## WORK TO BE COMPLETED
Repeat the material verbatim. Images are excluded from the copy.

Extracted records
** START **
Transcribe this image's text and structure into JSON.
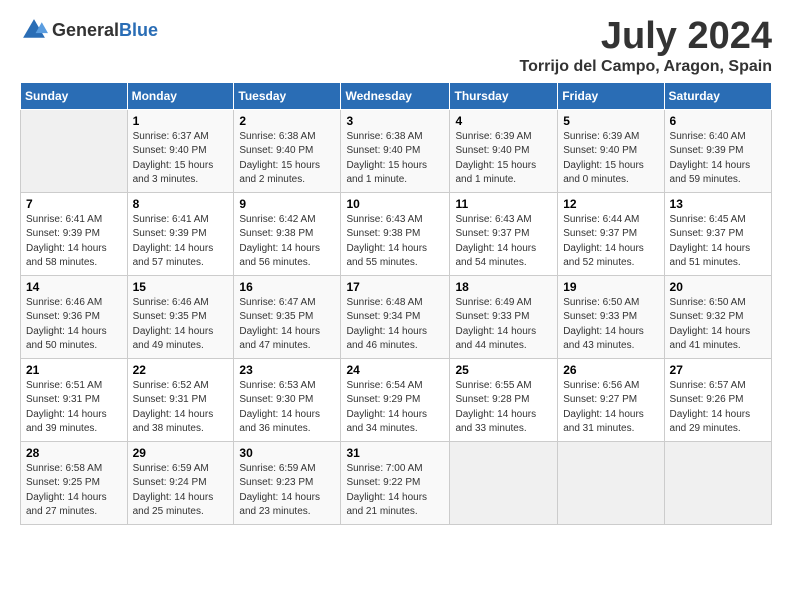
{
  "logo": {
    "text_general": "General",
    "text_blue": "Blue"
  },
  "title": "July 2024",
  "location": "Torrijo del Campo, Aragon, Spain",
  "days_of_week": [
    "Sunday",
    "Monday",
    "Tuesday",
    "Wednesday",
    "Thursday",
    "Friday",
    "Saturday"
  ],
  "weeks": [
    [
      {
        "day": "",
        "info": ""
      },
      {
        "day": "1",
        "info": "Sunrise: 6:37 AM\nSunset: 9:40 PM\nDaylight: 15 hours\nand 3 minutes."
      },
      {
        "day": "2",
        "info": "Sunrise: 6:38 AM\nSunset: 9:40 PM\nDaylight: 15 hours\nand 2 minutes."
      },
      {
        "day": "3",
        "info": "Sunrise: 6:38 AM\nSunset: 9:40 PM\nDaylight: 15 hours\nand 1 minute."
      },
      {
        "day": "4",
        "info": "Sunrise: 6:39 AM\nSunset: 9:40 PM\nDaylight: 15 hours\nand 1 minute."
      },
      {
        "day": "5",
        "info": "Sunrise: 6:39 AM\nSunset: 9:40 PM\nDaylight: 15 hours\nand 0 minutes."
      },
      {
        "day": "6",
        "info": "Sunrise: 6:40 AM\nSunset: 9:39 PM\nDaylight: 14 hours\nand 59 minutes."
      }
    ],
    [
      {
        "day": "7",
        "info": "Sunrise: 6:41 AM\nSunset: 9:39 PM\nDaylight: 14 hours\nand 58 minutes."
      },
      {
        "day": "8",
        "info": "Sunrise: 6:41 AM\nSunset: 9:39 PM\nDaylight: 14 hours\nand 57 minutes."
      },
      {
        "day": "9",
        "info": "Sunrise: 6:42 AM\nSunset: 9:38 PM\nDaylight: 14 hours\nand 56 minutes."
      },
      {
        "day": "10",
        "info": "Sunrise: 6:43 AM\nSunset: 9:38 PM\nDaylight: 14 hours\nand 55 minutes."
      },
      {
        "day": "11",
        "info": "Sunrise: 6:43 AM\nSunset: 9:37 PM\nDaylight: 14 hours\nand 54 minutes."
      },
      {
        "day": "12",
        "info": "Sunrise: 6:44 AM\nSunset: 9:37 PM\nDaylight: 14 hours\nand 52 minutes."
      },
      {
        "day": "13",
        "info": "Sunrise: 6:45 AM\nSunset: 9:37 PM\nDaylight: 14 hours\nand 51 minutes."
      }
    ],
    [
      {
        "day": "14",
        "info": "Sunrise: 6:46 AM\nSunset: 9:36 PM\nDaylight: 14 hours\nand 50 minutes."
      },
      {
        "day": "15",
        "info": "Sunrise: 6:46 AM\nSunset: 9:35 PM\nDaylight: 14 hours\nand 49 minutes."
      },
      {
        "day": "16",
        "info": "Sunrise: 6:47 AM\nSunset: 9:35 PM\nDaylight: 14 hours\nand 47 minutes."
      },
      {
        "day": "17",
        "info": "Sunrise: 6:48 AM\nSunset: 9:34 PM\nDaylight: 14 hours\nand 46 minutes."
      },
      {
        "day": "18",
        "info": "Sunrise: 6:49 AM\nSunset: 9:33 PM\nDaylight: 14 hours\nand 44 minutes."
      },
      {
        "day": "19",
        "info": "Sunrise: 6:50 AM\nSunset: 9:33 PM\nDaylight: 14 hours\nand 43 minutes."
      },
      {
        "day": "20",
        "info": "Sunrise: 6:50 AM\nSunset: 9:32 PM\nDaylight: 14 hours\nand 41 minutes."
      }
    ],
    [
      {
        "day": "21",
        "info": "Sunrise: 6:51 AM\nSunset: 9:31 PM\nDaylight: 14 hours\nand 39 minutes."
      },
      {
        "day": "22",
        "info": "Sunrise: 6:52 AM\nSunset: 9:31 PM\nDaylight: 14 hours\nand 38 minutes."
      },
      {
        "day": "23",
        "info": "Sunrise: 6:53 AM\nSunset: 9:30 PM\nDaylight: 14 hours\nand 36 minutes."
      },
      {
        "day": "24",
        "info": "Sunrise: 6:54 AM\nSunset: 9:29 PM\nDaylight: 14 hours\nand 34 minutes."
      },
      {
        "day": "25",
        "info": "Sunrise: 6:55 AM\nSunset: 9:28 PM\nDaylight: 14 hours\nand 33 minutes."
      },
      {
        "day": "26",
        "info": "Sunrise: 6:56 AM\nSunset: 9:27 PM\nDaylight: 14 hours\nand 31 minutes."
      },
      {
        "day": "27",
        "info": "Sunrise: 6:57 AM\nSunset: 9:26 PM\nDaylight: 14 hours\nand 29 minutes."
      }
    ],
    [
      {
        "day": "28",
        "info": "Sunrise: 6:58 AM\nSunset: 9:25 PM\nDaylight: 14 hours\nand 27 minutes."
      },
      {
        "day": "29",
        "info": "Sunrise: 6:59 AM\nSunset: 9:24 PM\nDaylight: 14 hours\nand 25 minutes."
      },
      {
        "day": "30",
        "info": "Sunrise: 6:59 AM\nSunset: 9:23 PM\nDaylight: 14 hours\nand 23 minutes."
      },
      {
        "day": "31",
        "info": "Sunrise: 7:00 AM\nSunset: 9:22 PM\nDaylight: 14 hours\nand 21 minutes."
      },
      {
        "day": "",
        "info": ""
      },
      {
        "day": "",
        "info": ""
      },
      {
        "day": "",
        "info": ""
      }
    ]
  ]
}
** END **
## RESULT OF THE EXERCISE
Transcribe this image's text and structure into JSON.
{
  "logo": {
    "text_general": "General",
    "text_blue": "Blue"
  },
  "title": "July 2024",
  "location": "Torrijo del Campo, Aragon, Spain",
  "days_of_week": [
    "Sunday",
    "Monday",
    "Tuesday",
    "Wednesday",
    "Thursday",
    "Friday",
    "Saturday"
  ],
  "weeks": [
    [
      {
        "day": "",
        "info": ""
      },
      {
        "day": "1",
        "info": "Sunrise: 6:37 AM\nSunset: 9:40 PM\nDaylight: 15 hours\nand 3 minutes."
      },
      {
        "day": "2",
        "info": "Sunrise: 6:38 AM\nSunset: 9:40 PM\nDaylight: 15 hours\nand 2 minutes."
      },
      {
        "day": "3",
        "info": "Sunrise: 6:38 AM\nSunset: 9:40 PM\nDaylight: 15 hours\nand 1 minute."
      },
      {
        "day": "4",
        "info": "Sunrise: 6:39 AM\nSunset: 9:40 PM\nDaylight: 15 hours\nand 1 minute."
      },
      {
        "day": "5",
        "info": "Sunrise: 6:39 AM\nSunset: 9:40 PM\nDaylight: 15 hours\nand 0 minutes."
      },
      {
        "day": "6",
        "info": "Sunrise: 6:40 AM\nSunset: 9:39 PM\nDaylight: 14 hours\nand 59 minutes."
      }
    ],
    [
      {
        "day": "7",
        "info": "Sunrise: 6:41 AM\nSunset: 9:39 PM\nDaylight: 14 hours\nand 58 minutes."
      },
      {
        "day": "8",
        "info": "Sunrise: 6:41 AM\nSunset: 9:39 PM\nDaylight: 14 hours\nand 57 minutes."
      },
      {
        "day": "9",
        "info": "Sunrise: 6:42 AM\nSunset: 9:38 PM\nDaylight: 14 hours\nand 56 minutes."
      },
      {
        "day": "10",
        "info": "Sunrise: 6:43 AM\nSunset: 9:38 PM\nDaylight: 14 hours\nand 55 minutes."
      },
      {
        "day": "11",
        "info": "Sunrise: 6:43 AM\nSunset: 9:37 PM\nDaylight: 14 hours\nand 54 minutes."
      },
      {
        "day": "12",
        "info": "Sunrise: 6:44 AM\nSunset: 9:37 PM\nDaylight: 14 hours\nand 52 minutes."
      },
      {
        "day": "13",
        "info": "Sunrise: 6:45 AM\nSunset: 9:37 PM\nDaylight: 14 hours\nand 51 minutes."
      }
    ],
    [
      {
        "day": "14",
        "info": "Sunrise: 6:46 AM\nSunset: 9:36 PM\nDaylight: 14 hours\nand 50 minutes."
      },
      {
        "day": "15",
        "info": "Sunrise: 6:46 AM\nSunset: 9:35 PM\nDaylight: 14 hours\nand 49 minutes."
      },
      {
        "day": "16",
        "info": "Sunrise: 6:47 AM\nSunset: 9:35 PM\nDaylight: 14 hours\nand 47 minutes."
      },
      {
        "day": "17",
        "info": "Sunrise: 6:48 AM\nSunset: 9:34 PM\nDaylight: 14 hours\nand 46 minutes."
      },
      {
        "day": "18",
        "info": "Sunrise: 6:49 AM\nSunset: 9:33 PM\nDaylight: 14 hours\nand 44 minutes."
      },
      {
        "day": "19",
        "info": "Sunrise: 6:50 AM\nSunset: 9:33 PM\nDaylight: 14 hours\nand 43 minutes."
      },
      {
        "day": "20",
        "info": "Sunrise: 6:50 AM\nSunset: 9:32 PM\nDaylight: 14 hours\nand 41 minutes."
      }
    ],
    [
      {
        "day": "21",
        "info": "Sunrise: 6:51 AM\nSunset: 9:31 PM\nDaylight: 14 hours\nand 39 minutes."
      },
      {
        "day": "22",
        "info": "Sunrise: 6:52 AM\nSunset: 9:31 PM\nDaylight: 14 hours\nand 38 minutes."
      },
      {
        "day": "23",
        "info": "Sunrise: 6:53 AM\nSunset: 9:30 PM\nDaylight: 14 hours\nand 36 minutes."
      },
      {
        "day": "24",
        "info": "Sunrise: 6:54 AM\nSunset: 9:29 PM\nDaylight: 14 hours\nand 34 minutes."
      },
      {
        "day": "25",
        "info": "Sunrise: 6:55 AM\nSunset: 9:28 PM\nDaylight: 14 hours\nand 33 minutes."
      },
      {
        "day": "26",
        "info": "Sunrise: 6:56 AM\nSunset: 9:27 PM\nDaylight: 14 hours\nand 31 minutes."
      },
      {
        "day": "27",
        "info": "Sunrise: 6:57 AM\nSunset: 9:26 PM\nDaylight: 14 hours\nand 29 minutes."
      }
    ],
    [
      {
        "day": "28",
        "info": "Sunrise: 6:58 AM\nSunset: 9:25 PM\nDaylight: 14 hours\nand 27 minutes."
      },
      {
        "day": "29",
        "info": "Sunrise: 6:59 AM\nSunset: 9:24 PM\nDaylight: 14 hours\nand 25 minutes."
      },
      {
        "day": "30",
        "info": "Sunrise: 6:59 AM\nSunset: 9:23 PM\nDaylight: 14 hours\nand 23 minutes."
      },
      {
        "day": "31",
        "info": "Sunrise: 7:00 AM\nSunset: 9:22 PM\nDaylight: 14 hours\nand 21 minutes."
      },
      {
        "day": "",
        "info": ""
      },
      {
        "day": "",
        "info": ""
      },
      {
        "day": "",
        "info": ""
      }
    ]
  ]
}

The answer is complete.